Provide the data again in its entirety, exactly as given.

Figure dataset records:
-=-=-=-=-

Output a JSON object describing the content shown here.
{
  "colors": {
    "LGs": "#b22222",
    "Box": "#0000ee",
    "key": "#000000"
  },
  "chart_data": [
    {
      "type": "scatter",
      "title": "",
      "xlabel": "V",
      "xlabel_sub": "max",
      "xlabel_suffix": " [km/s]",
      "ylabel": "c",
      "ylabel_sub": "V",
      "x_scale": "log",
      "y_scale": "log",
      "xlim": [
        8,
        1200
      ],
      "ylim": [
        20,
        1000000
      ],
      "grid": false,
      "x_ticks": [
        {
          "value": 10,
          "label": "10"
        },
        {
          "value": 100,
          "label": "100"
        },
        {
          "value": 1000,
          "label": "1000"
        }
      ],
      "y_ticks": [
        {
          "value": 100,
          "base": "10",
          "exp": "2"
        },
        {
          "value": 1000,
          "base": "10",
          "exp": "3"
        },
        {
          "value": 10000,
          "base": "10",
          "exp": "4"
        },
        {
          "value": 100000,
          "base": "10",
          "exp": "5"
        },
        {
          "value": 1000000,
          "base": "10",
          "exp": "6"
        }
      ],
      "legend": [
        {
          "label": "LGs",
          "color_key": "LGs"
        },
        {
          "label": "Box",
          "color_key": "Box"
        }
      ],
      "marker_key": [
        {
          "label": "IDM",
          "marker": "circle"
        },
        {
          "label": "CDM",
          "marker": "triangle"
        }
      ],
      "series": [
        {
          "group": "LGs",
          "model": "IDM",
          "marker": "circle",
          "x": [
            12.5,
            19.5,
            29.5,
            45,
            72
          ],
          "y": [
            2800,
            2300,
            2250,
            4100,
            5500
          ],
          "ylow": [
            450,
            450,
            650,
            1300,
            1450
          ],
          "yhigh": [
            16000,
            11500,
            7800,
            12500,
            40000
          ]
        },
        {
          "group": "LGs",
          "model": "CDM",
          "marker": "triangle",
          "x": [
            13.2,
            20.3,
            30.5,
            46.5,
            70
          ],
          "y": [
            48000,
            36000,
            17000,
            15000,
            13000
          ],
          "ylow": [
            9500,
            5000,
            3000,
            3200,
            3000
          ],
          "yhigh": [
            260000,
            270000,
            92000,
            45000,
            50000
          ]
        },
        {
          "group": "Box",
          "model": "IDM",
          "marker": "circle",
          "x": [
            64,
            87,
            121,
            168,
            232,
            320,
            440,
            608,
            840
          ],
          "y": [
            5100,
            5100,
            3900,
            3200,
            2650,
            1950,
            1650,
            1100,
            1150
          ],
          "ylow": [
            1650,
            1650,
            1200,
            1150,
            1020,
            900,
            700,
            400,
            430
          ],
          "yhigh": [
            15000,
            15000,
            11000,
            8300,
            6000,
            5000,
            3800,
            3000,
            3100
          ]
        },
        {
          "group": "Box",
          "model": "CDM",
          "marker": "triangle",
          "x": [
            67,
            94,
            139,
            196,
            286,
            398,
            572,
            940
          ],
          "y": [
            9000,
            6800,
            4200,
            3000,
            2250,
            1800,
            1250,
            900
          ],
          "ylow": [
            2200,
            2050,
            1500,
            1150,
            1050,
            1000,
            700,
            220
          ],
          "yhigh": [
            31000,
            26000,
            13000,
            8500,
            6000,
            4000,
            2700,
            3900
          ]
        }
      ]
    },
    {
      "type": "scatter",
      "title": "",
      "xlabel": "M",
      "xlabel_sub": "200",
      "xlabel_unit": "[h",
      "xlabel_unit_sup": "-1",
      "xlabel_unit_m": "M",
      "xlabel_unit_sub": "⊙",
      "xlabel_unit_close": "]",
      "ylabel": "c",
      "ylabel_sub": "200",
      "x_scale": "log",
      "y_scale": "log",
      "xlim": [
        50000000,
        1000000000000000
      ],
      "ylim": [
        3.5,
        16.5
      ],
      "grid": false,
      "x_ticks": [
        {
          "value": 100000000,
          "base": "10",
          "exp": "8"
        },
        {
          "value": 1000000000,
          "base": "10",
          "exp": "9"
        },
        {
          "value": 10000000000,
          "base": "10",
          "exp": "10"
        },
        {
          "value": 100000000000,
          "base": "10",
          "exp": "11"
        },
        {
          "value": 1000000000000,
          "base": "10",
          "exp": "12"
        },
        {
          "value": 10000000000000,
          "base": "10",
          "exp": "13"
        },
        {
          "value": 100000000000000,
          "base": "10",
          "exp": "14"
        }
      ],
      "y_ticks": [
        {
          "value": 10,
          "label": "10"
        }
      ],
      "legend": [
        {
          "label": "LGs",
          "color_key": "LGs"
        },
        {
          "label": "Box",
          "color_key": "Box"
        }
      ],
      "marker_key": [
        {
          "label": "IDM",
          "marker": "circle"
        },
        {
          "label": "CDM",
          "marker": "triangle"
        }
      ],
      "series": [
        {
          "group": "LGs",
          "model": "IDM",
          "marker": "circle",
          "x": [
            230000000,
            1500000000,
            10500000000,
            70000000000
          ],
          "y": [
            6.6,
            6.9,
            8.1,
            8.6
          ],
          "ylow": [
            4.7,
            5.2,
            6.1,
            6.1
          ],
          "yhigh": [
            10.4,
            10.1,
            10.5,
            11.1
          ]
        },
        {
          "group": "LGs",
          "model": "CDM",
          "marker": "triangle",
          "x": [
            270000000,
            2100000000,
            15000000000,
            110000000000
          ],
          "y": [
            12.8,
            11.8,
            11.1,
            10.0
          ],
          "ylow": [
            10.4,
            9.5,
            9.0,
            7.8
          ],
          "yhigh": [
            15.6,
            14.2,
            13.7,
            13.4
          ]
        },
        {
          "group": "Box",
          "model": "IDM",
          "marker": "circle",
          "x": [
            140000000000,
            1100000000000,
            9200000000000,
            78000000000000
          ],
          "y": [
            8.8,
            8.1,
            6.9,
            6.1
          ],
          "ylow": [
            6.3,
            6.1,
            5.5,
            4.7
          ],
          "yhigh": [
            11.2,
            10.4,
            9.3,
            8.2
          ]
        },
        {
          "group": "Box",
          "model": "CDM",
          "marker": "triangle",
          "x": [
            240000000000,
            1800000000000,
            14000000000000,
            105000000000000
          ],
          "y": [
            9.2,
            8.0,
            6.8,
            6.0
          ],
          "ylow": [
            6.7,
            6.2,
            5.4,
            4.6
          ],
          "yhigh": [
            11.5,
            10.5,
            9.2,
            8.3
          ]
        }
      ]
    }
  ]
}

-=-=-=-=-

Task answer:
Output a JSON object describing the content shown here.
{
  "colors": {
    "LGs": "#b22222",
    "Box": "#0000ee",
    "key": "#000000"
  },
  "chart_data": [
    {
      "type": "scatter",
      "title": "",
      "xlabel": "V",
      "xlabel_sub": "max",
      "xlabel_suffix": " [km/s]",
      "ylabel": "c",
      "ylabel_sub": "V",
      "x_scale": "log",
      "y_scale": "log",
      "xlim": [
        8,
        1200
      ],
      "ylim": [
        20,
        1000000
      ],
      "grid": false,
      "x_ticks": [
        {
          "value": 10,
          "label": "10"
        },
        {
          "value": 100,
          "label": "100"
        },
        {
          "value": 1000,
          "label": "1000"
        }
      ],
      "y_ticks": [
        {
          "value": 100,
          "base": "10",
          "exp": "2"
        },
        {
          "value": 1000,
          "base": "10",
          "exp": "3"
        },
        {
          "value": 10000,
          "base": "10",
          "exp": "4"
        },
        {
          "value": 100000,
          "base": "10",
          "exp": "5"
        },
        {
          "value": 1000000,
          "base": "10",
          "exp": "6"
        }
      ],
      "legend": [
        {
          "label": "LGs",
          "color_key": "LGs"
        },
        {
          "label": "Box",
          "color_key": "Box"
        }
      ],
      "marker_key": [
        {
          "label": "IDM",
          "marker": "circle"
        },
        {
          "label": "CDM",
          "marker": "triangle"
        }
      ],
      "series": [
        {
          "group": "LGs",
          "model": "IDM",
          "marker": "circle",
          "x": [
            12.5,
            19.5,
            29.5,
            45,
            72
          ],
          "y": [
            2800,
            2300,
            2250,
            4100,
            5500
          ],
          "ylow": [
            450,
            450,
            650,
            1300,
            1450
          ],
          "yhigh": [
            16000,
            11500,
            7800,
            12500,
            40000
          ]
        },
        {
          "group": "LGs",
          "model": "CDM",
          "marker": "triangle",
          "x": [
            13.2,
            20.3,
            30.5,
            46.5,
            70
          ],
          "y": [
            48000,
            36000,
            17000,
            15000,
            13000
          ],
          "ylow": [
            9500,
            5000,
            3000,
            3200,
            3000
          ],
          "yhigh": [
            260000,
            270000,
            92000,
            45000,
            50000
          ]
        },
        {
          "group": "Box",
          "model": "IDM",
          "marker": "circle",
          "x": [
            64,
            87,
            121,
            168,
            232,
            320,
            440,
            608,
            840
          ],
          "y": [
            5100,
            5100,
            3900,
            3200,
            2650,
            1950,
            1650,
            1100,
            1150
          ],
          "ylow": [
            1650,
            1650,
            1200,
            1150,
            1020,
            900,
            700,
            400,
            430
          ],
          "yhigh": [
            15000,
            15000,
            11000,
            8300,
            6000,
            5000,
            3800,
            3000,
            3100
          ]
        },
        {
          "group": "Box",
          "model": "CDM",
          "marker": "triangle",
          "x": [
            67,
            94,
            139,
            196,
            286,
            398,
            572,
            940
          ],
          "y": [
            9000,
            6800,
            4200,
            3000,
            2250,
            1800,
            1250,
            900
          ],
          "ylow": [
            2200,
            2050,
            1500,
            1150,
            1050,
            1000,
            700,
            220
          ],
          "yhigh": [
            31000,
            26000,
            13000,
            8500,
            6000,
            4000,
            2700,
            3900
          ]
        }
      ]
    },
    {
      "type": "scatter",
      "title": "",
      "xlabel": "M",
      "xlabel_sub": "200",
      "xlabel_unit": "[h",
      "xlabel_unit_sup": "-1",
      "xlabel_unit_m": "M",
      "xlabel_unit_sub": "⊙",
      "xlabel_unit_close": "]",
      "ylabel": "c",
      "ylabel_sub": "200",
      "x_scale": "log",
      "y_scale": "log",
      "xlim": [
        50000000,
        1000000000000000
      ],
      "ylim": [
        3.5,
        16.5
      ],
      "grid": false,
      "x_ticks": [
        {
          "value": 100000000,
          "base": "10",
          "exp": "8"
        },
        {
          "value": 1000000000,
          "base": "10",
          "exp": "9"
        },
        {
          "value": 10000000000,
          "base": "10",
          "exp": "10"
        },
        {
          "value": 100000000000,
          "base": "10",
          "exp": "11"
        },
        {
          "value": 1000000000000,
          "base": "10",
          "exp": "12"
        },
        {
          "value": 10000000000000,
          "base": "10",
          "exp": "13"
        },
        {
          "value": 100000000000000,
          "base": "10",
          "exp": "14"
        }
      ],
      "y_ticks": [
        {
          "value": 10,
          "label": "10"
        }
      ],
      "legend": [
        {
          "label": "LGs",
          "color_key": "LGs"
        },
        {
          "label": "Box",
          "color_key": "Box"
        }
      ],
      "marker_key": [
        {
          "label": "IDM",
          "marker": "circle"
        },
        {
          "label": "CDM",
          "marker": "triangle"
        }
      ],
      "series": [
        {
          "group": "LGs",
          "model": "IDM",
          "marker": "circle",
          "x": [
            230000000,
            1500000000,
            10500000000,
            70000000000
          ],
          "y": [
            6.6,
            6.9,
            8.1,
            8.6
          ],
          "ylow": [
            4.7,
            5.2,
            6.1,
            6.1
          ],
          "yhigh": [
            10.4,
            10.1,
            10.5,
            11.1
          ]
        },
        {
          "group": "LGs",
          "model": "CDM",
          "marker": "triangle",
          "x": [
            270000000,
            2100000000,
            15000000000,
            110000000000
          ],
          "y": [
            12.8,
            11.8,
            11.1,
            10.0
          ],
          "ylow": [
            10.4,
            9.5,
            9.0,
            7.8
          ],
          "yhigh": [
            15.6,
            14.2,
            13.7,
            13.4
          ]
        },
        {
          "group": "Box",
          "model": "IDM",
          "marker": "circle",
          "x": [
            140000000000,
            1100000000000,
            9200000000000,
            78000000000000
          ],
          "y": [
            8.8,
            8.1,
            6.9,
            6.1
          ],
          "ylow": [
            6.3,
            6.1,
            5.5,
            4.7
          ],
          "yhigh": [
            11.2,
            10.4,
            9.3,
            8.2
          ]
        },
        {
          "group": "Box",
          "model": "CDM",
          "marker": "triangle",
          "x": [
            240000000000,
            1800000000000,
            14000000000000,
            105000000000000
          ],
          "y": [
            9.2,
            8.0,
            6.8,
            6.0
          ],
          "ylow": [
            6.7,
            6.2,
            5.4,
            4.6
          ],
          "yhigh": [
            11.5,
            10.5,
            9.2,
            8.3
          ]
        }
      ]
    }
  ]
}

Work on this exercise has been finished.